## DATA TO USE
++++++
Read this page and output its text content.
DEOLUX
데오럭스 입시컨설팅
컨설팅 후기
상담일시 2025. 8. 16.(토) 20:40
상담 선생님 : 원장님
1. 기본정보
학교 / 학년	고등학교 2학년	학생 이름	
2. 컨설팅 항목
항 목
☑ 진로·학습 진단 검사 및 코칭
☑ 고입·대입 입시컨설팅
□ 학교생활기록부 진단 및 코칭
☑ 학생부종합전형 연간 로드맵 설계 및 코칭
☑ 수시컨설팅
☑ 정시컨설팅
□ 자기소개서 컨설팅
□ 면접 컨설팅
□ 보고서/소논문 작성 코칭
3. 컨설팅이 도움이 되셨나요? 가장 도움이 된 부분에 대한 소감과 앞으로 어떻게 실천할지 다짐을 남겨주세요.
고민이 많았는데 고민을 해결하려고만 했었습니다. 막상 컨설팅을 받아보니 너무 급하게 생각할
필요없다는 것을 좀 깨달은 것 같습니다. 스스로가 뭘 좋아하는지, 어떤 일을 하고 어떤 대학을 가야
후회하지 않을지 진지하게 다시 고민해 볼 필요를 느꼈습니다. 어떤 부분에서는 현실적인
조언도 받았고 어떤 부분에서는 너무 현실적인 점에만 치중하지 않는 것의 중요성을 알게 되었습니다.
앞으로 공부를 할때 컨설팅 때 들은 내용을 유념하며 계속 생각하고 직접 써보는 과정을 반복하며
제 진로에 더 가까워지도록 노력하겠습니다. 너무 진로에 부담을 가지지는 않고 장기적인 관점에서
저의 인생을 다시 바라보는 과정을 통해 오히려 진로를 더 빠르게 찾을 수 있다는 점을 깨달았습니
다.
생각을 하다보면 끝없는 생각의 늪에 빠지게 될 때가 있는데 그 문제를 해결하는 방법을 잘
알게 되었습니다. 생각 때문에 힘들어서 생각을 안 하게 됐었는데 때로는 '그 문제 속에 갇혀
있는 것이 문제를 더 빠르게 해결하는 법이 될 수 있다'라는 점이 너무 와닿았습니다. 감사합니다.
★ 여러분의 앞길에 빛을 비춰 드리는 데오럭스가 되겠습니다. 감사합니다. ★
++++++
Which lines include "해결하는"? Copy each of them out.

생각을 하다보면 끝없는 생각의 늪에 빠지게 될 때가 있는데 그 문제를 해결하는 방법을 잘
있는 것이 문제를 더 빠르게 해결하는 법이 될 수 있다'라는 점이 너무 와닿았습니다. 감사합니다.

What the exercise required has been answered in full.